*Written request:* Tally the lines of the listing that contain the word "marker", then give the total and nothing else.

*Supplied records:*
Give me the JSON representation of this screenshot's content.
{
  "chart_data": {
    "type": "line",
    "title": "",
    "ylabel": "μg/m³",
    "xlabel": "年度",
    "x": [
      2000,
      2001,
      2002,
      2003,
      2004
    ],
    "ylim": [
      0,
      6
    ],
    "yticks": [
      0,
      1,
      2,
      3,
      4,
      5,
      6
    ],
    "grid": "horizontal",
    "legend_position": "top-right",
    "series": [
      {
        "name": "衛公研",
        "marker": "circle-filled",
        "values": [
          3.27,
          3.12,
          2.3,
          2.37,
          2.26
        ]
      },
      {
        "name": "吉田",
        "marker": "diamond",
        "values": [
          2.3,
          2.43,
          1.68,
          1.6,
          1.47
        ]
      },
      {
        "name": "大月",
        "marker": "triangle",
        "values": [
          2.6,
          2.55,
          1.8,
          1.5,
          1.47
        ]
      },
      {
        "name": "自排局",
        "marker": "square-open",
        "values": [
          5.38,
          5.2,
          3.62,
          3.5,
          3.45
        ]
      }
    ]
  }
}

*Task result:* 4